#### Passage provided ####
# Alabama’s Journeyman Plumber Exam



## sycamorebob (Sep 2, 2012)

Please help me prepare for the Alabama’s Journeyman Plumber Exam. I need some help on the “Plan and Analysis” part of the exam.
Is it reading charts? Is it math? Is if from the IPC code book? Any help would be welcome.
THANKS Patrick 
Subject Area # of Items
Plumbing Fixtures and Terminology 5
Plumbing Fundamentals 6
Traps, Cleanouts, and Interceptors 10
Drainage Requirements 12
Vent Requirements 11
Water Distribution 6
Plan and Analysis 20


----------



## BOBBYTUCSON (Feb 8, 2013)
#### Provided material ####
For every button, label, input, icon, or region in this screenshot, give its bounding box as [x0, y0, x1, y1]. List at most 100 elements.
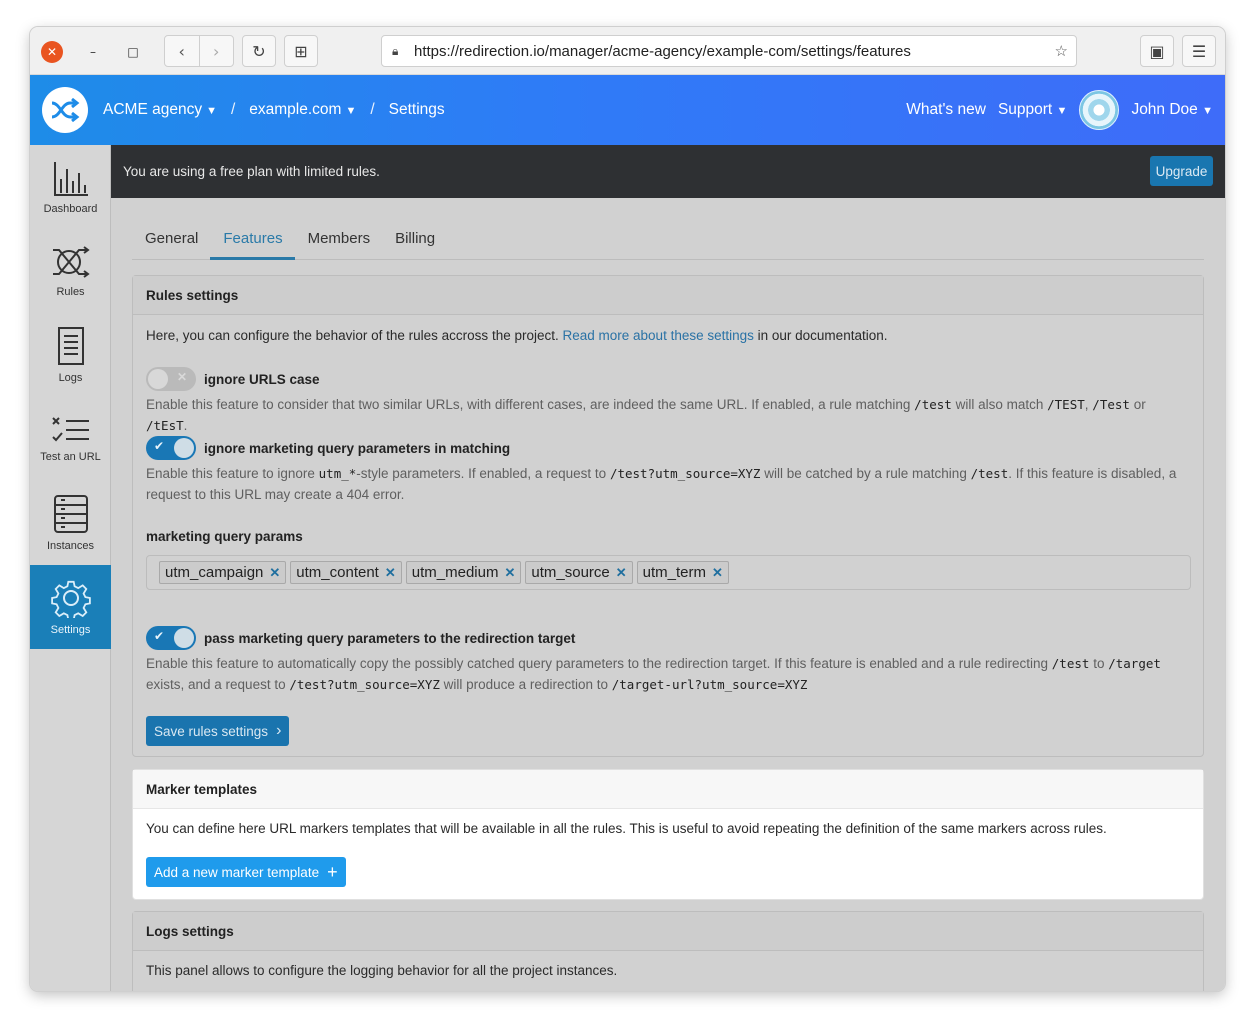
####
- What you will do
Continue the forum thread about the Alabama journeyman plumber exam from where it stops, starting with the post under its last heading.

- Result of this exercise
the plan & analysis is two parts. one is you must complete an isometric drawing , and two is basically just that , analyze a drawing , figure out the dfu's , figue out/calculate the size of pipe with the information given too you. it always gives you info or a legend to go by. oh yah , vents too. once you figure out the dfus you will see what size the vent is. revent , circuit vents , branch lines , you will have to figure out which fittings are appropriate to what the drawing shows. lenght of run and you get your grade for the pipe. dont sweat it. its not complicated at all. its open book , and remember , the best think that can help you is to THINK LIKE A PLUMBER FIRST AND FOREMOST


-mostly all charts and tables
-only math there is on the plan part is addition really.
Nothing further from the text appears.